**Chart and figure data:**
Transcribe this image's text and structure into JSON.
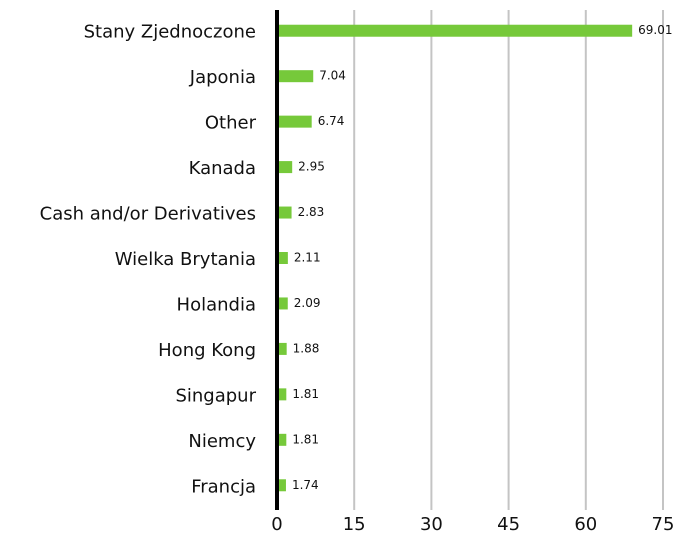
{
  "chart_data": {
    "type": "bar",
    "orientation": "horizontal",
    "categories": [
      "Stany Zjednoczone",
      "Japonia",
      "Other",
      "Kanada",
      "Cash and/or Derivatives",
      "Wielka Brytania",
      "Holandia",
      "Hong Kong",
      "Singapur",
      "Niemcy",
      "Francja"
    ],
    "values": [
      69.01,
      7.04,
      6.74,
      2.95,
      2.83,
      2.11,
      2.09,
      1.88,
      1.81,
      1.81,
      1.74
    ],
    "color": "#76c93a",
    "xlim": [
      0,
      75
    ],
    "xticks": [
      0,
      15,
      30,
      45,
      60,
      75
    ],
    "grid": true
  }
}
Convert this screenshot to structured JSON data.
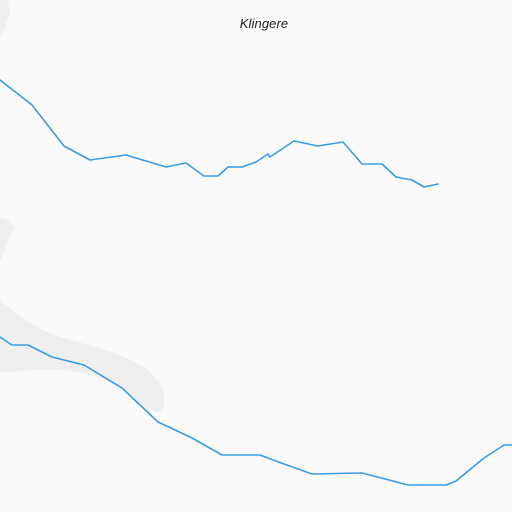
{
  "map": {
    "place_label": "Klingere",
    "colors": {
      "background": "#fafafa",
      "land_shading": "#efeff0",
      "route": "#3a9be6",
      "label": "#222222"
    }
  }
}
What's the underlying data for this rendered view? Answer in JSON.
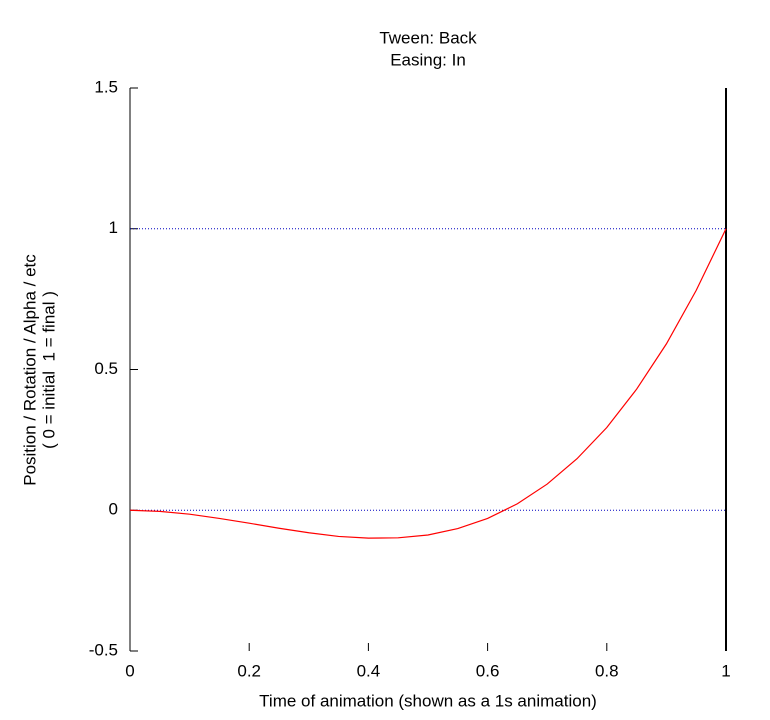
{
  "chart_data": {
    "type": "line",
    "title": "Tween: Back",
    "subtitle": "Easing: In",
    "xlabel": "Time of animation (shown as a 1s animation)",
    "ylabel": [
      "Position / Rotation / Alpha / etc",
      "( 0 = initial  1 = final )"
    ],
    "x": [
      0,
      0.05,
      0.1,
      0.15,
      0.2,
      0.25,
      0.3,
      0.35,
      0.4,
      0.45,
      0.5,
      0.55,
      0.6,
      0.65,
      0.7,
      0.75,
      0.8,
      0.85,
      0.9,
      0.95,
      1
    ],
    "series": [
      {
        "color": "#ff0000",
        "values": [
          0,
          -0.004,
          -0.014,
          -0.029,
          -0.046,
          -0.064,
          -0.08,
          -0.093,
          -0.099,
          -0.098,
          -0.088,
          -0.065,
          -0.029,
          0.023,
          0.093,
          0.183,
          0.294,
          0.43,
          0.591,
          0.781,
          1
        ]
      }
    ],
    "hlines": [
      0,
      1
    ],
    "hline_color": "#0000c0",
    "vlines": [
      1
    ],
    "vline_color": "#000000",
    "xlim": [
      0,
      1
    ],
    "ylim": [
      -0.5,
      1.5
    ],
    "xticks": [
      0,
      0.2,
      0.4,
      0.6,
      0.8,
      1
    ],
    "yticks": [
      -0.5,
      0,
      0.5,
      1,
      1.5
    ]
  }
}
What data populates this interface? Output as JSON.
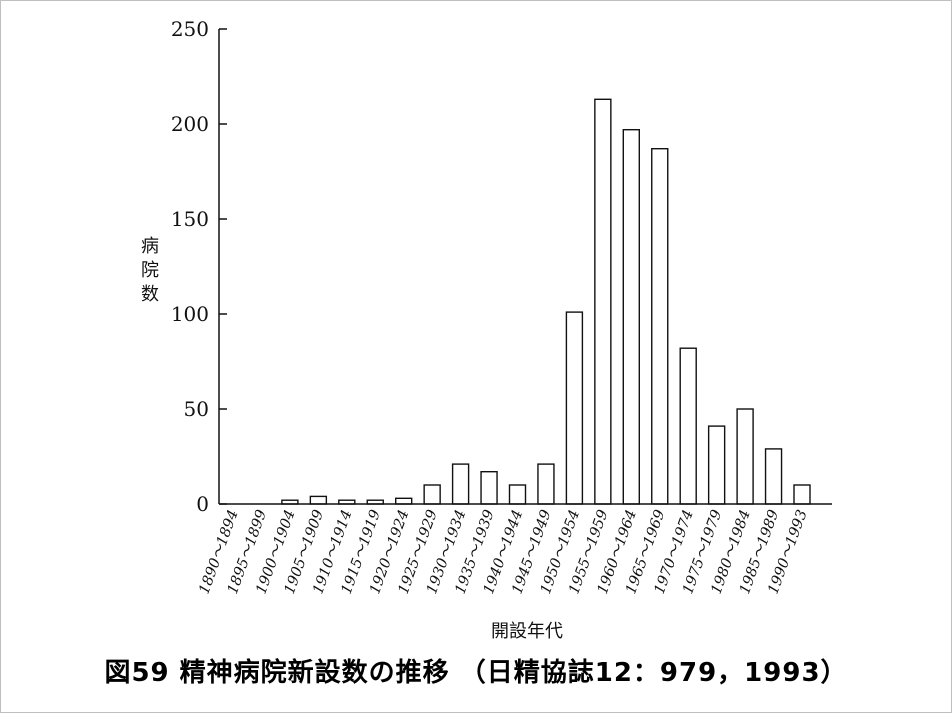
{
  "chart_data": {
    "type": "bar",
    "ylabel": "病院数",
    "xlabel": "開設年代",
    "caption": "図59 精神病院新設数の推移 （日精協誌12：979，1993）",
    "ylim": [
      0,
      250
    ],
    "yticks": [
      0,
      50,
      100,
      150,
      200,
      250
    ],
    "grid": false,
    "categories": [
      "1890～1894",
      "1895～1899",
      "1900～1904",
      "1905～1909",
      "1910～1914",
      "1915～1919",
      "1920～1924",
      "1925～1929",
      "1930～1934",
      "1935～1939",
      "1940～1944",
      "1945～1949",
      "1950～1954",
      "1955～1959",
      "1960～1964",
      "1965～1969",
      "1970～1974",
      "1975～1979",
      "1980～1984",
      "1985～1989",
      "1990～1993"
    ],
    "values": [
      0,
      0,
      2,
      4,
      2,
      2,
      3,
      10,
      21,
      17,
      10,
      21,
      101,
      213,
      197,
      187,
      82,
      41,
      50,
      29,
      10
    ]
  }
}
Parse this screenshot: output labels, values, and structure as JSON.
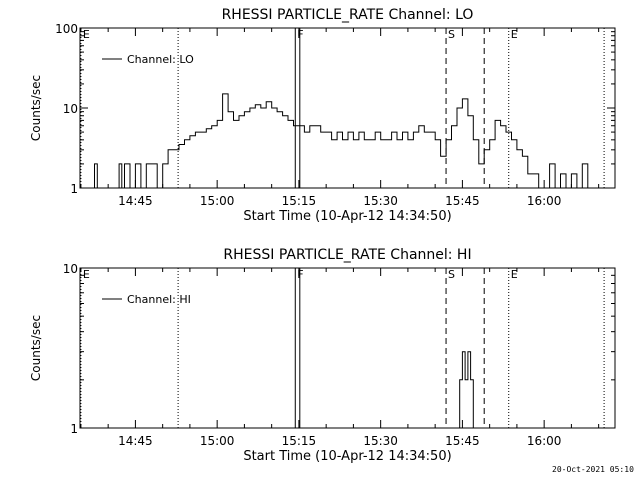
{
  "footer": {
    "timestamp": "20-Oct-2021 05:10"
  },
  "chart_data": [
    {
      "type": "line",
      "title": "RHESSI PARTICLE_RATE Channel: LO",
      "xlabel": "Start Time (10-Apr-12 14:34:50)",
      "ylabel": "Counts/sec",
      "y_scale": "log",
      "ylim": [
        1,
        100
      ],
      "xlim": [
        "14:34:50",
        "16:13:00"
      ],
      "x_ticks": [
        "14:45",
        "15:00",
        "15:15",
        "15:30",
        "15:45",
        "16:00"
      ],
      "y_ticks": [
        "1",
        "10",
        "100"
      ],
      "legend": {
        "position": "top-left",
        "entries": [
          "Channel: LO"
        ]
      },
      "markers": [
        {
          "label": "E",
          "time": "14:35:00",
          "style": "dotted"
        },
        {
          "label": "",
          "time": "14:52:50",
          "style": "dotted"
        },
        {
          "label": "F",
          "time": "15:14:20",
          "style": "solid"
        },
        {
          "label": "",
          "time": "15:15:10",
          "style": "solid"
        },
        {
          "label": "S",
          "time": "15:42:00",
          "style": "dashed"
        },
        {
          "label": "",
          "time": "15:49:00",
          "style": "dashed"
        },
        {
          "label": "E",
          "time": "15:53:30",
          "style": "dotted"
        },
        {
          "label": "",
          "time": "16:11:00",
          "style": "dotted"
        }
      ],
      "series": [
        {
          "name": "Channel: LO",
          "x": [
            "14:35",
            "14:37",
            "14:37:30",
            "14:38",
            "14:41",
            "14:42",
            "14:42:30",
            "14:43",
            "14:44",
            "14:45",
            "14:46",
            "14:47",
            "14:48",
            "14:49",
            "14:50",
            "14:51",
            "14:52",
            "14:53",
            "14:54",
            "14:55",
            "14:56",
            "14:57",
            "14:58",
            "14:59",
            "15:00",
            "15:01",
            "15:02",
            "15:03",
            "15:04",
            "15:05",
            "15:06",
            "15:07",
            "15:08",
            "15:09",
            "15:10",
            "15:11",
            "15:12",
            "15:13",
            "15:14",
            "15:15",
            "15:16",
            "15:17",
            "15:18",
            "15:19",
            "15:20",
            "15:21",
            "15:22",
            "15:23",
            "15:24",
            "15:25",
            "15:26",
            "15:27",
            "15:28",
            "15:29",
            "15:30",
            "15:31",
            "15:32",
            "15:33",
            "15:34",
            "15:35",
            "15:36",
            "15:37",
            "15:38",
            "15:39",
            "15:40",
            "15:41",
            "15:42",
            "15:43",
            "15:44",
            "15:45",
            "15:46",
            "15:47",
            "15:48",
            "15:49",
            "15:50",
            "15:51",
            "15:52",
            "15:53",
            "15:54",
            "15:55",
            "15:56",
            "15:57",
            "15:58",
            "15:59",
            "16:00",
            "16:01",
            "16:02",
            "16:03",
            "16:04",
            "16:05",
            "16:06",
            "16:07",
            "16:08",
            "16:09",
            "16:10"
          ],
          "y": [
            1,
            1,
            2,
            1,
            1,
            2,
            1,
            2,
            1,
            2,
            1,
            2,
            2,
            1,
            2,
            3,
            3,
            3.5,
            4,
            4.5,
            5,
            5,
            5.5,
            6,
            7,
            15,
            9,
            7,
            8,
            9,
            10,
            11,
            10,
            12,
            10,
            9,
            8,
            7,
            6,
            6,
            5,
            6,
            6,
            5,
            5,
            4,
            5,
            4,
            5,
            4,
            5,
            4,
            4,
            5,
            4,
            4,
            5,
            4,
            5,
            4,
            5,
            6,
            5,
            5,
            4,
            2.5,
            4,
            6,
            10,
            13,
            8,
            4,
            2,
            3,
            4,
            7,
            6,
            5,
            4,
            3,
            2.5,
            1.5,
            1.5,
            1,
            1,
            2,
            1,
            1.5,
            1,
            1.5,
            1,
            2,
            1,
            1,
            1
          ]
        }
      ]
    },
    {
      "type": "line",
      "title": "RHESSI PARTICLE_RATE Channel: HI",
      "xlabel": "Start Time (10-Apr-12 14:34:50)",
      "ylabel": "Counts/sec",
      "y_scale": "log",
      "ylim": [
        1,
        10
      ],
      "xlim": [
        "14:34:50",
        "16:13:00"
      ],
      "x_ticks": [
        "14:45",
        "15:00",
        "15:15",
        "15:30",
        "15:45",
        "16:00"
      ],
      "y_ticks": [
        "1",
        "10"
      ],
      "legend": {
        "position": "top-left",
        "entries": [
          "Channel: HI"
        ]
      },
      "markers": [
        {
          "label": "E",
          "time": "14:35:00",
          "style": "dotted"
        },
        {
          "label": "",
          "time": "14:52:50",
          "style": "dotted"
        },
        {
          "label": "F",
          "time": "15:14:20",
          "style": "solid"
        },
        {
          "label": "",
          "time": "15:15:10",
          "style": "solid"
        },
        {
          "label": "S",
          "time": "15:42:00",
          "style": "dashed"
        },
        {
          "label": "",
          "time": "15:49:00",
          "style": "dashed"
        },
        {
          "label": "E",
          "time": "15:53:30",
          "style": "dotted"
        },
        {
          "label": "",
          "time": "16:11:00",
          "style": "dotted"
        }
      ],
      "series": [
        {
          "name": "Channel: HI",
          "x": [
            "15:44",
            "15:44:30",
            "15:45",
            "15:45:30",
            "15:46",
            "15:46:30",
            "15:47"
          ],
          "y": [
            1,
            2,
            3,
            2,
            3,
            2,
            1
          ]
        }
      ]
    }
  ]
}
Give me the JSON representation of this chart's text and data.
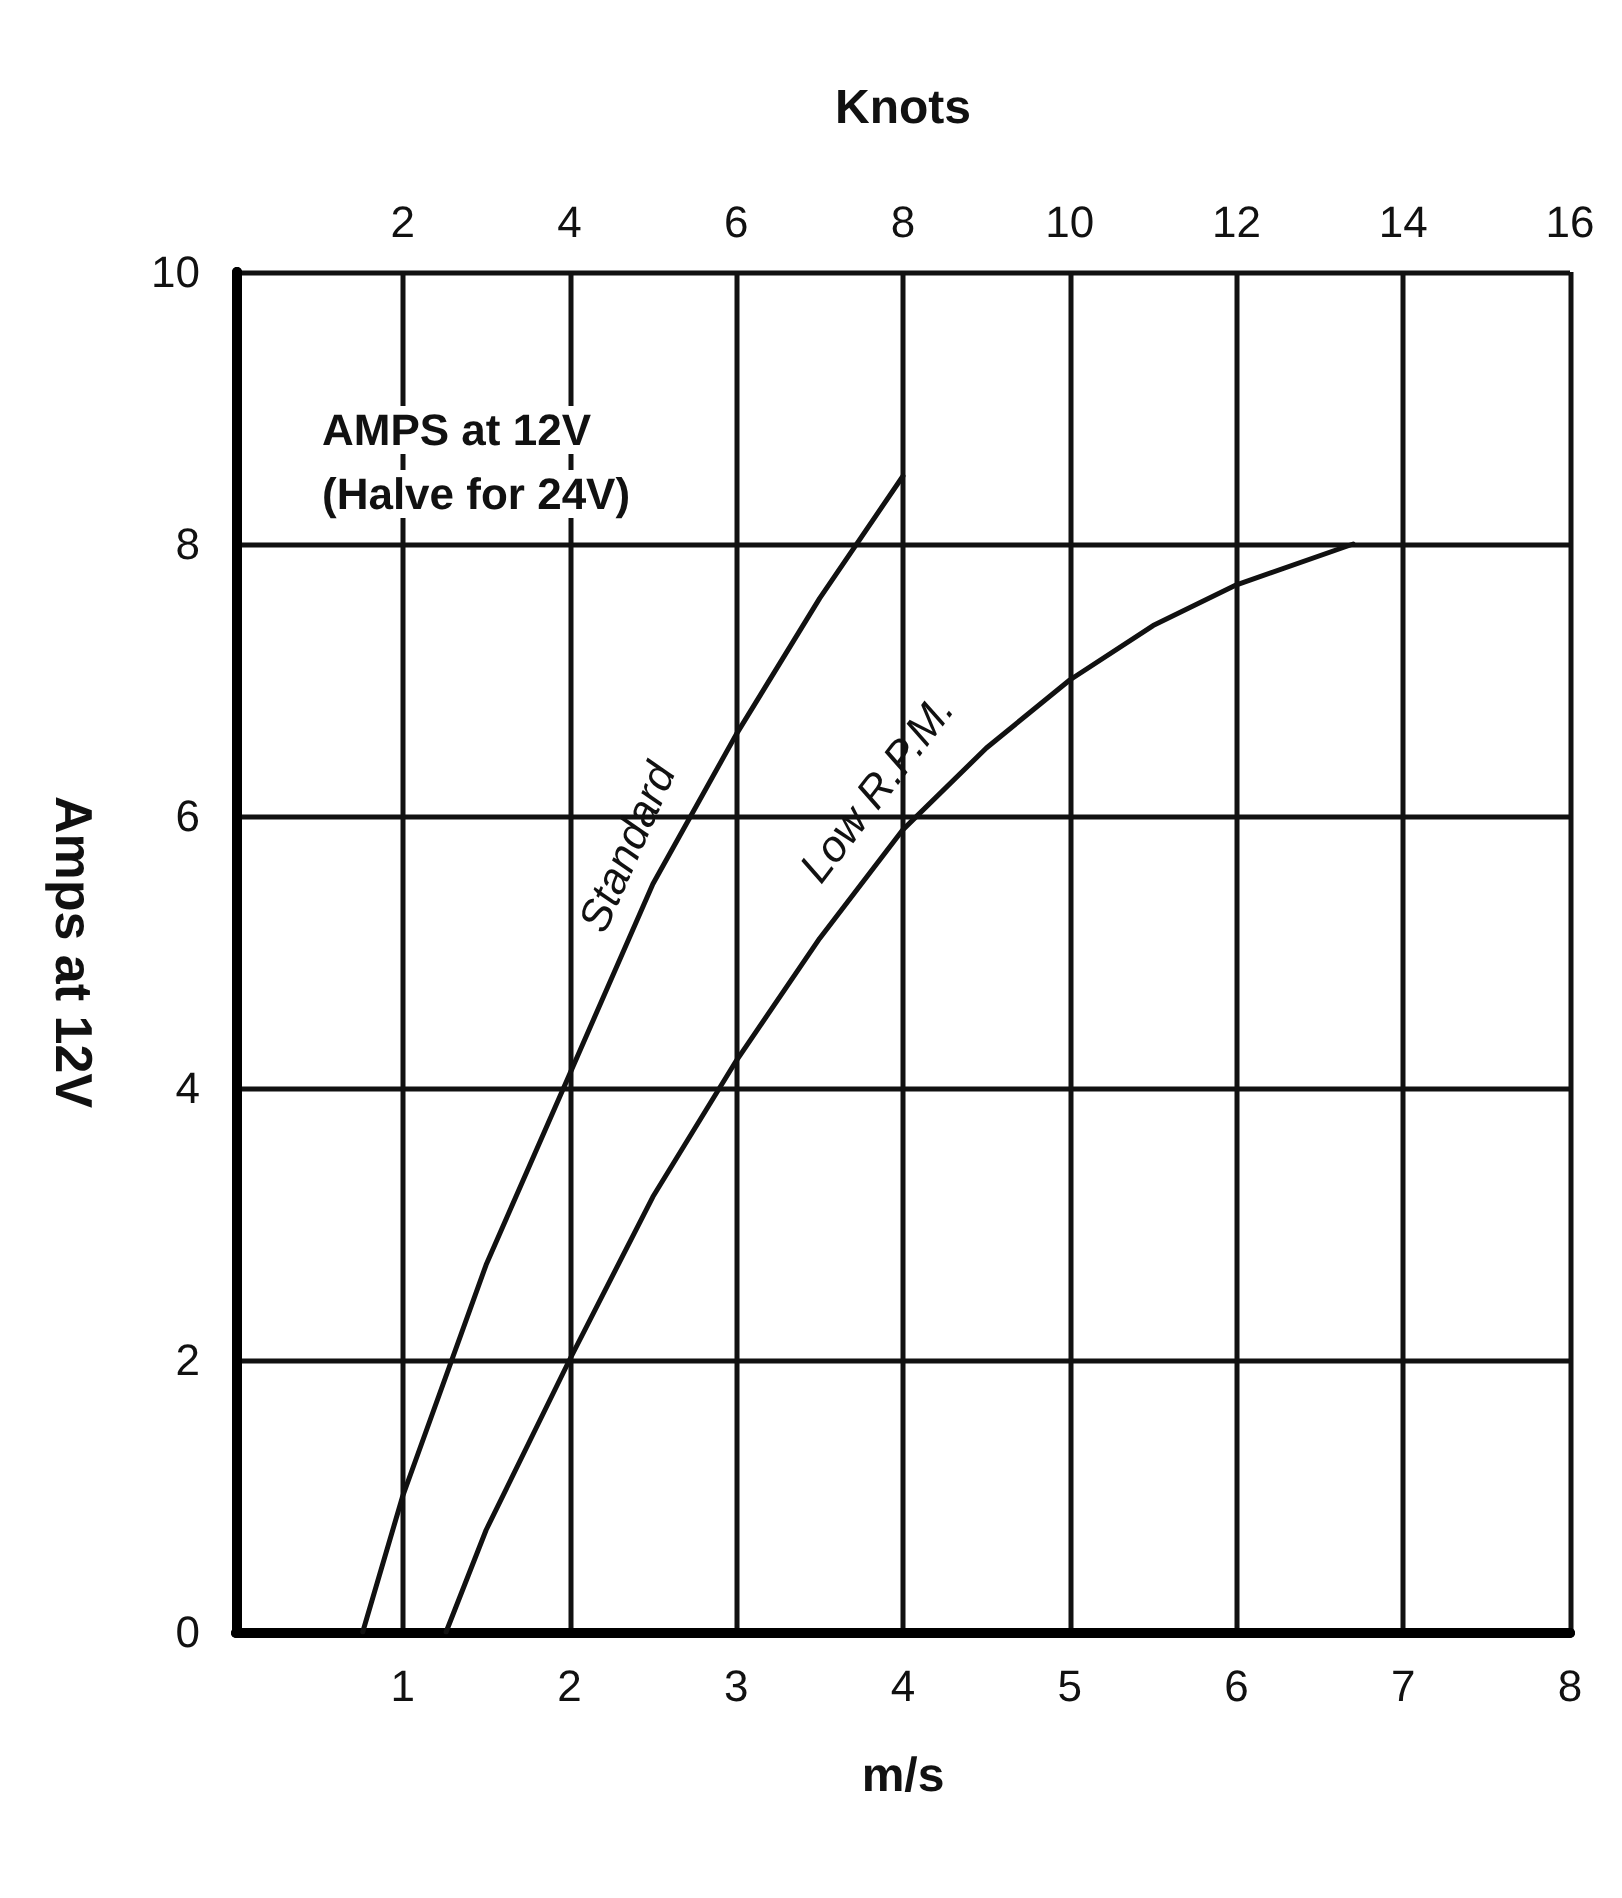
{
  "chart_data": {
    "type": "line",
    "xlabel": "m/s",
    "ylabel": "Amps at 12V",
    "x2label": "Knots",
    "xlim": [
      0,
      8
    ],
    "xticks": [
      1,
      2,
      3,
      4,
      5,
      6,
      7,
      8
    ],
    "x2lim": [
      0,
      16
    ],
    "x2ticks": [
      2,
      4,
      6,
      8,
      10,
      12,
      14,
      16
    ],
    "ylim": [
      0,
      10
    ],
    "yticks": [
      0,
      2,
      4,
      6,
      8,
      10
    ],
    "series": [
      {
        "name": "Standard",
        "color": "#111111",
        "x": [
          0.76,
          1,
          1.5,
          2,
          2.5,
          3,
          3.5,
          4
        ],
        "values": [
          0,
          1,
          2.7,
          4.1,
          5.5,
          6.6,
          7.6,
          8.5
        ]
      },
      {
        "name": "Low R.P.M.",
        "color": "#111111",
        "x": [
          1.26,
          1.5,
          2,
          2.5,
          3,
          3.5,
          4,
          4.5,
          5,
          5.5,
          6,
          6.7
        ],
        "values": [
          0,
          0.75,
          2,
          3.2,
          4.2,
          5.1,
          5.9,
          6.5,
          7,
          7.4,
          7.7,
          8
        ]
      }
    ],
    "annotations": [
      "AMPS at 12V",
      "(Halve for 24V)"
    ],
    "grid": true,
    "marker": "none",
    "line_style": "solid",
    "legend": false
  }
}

**Problem details:**
List all lines holding the string "RHESSI".

**Written response:**
      "title": "RHESSI PARTICLE_RATE Channel: LO",
      "title": "RHESSI PARTICLE_RATE Channel: HI",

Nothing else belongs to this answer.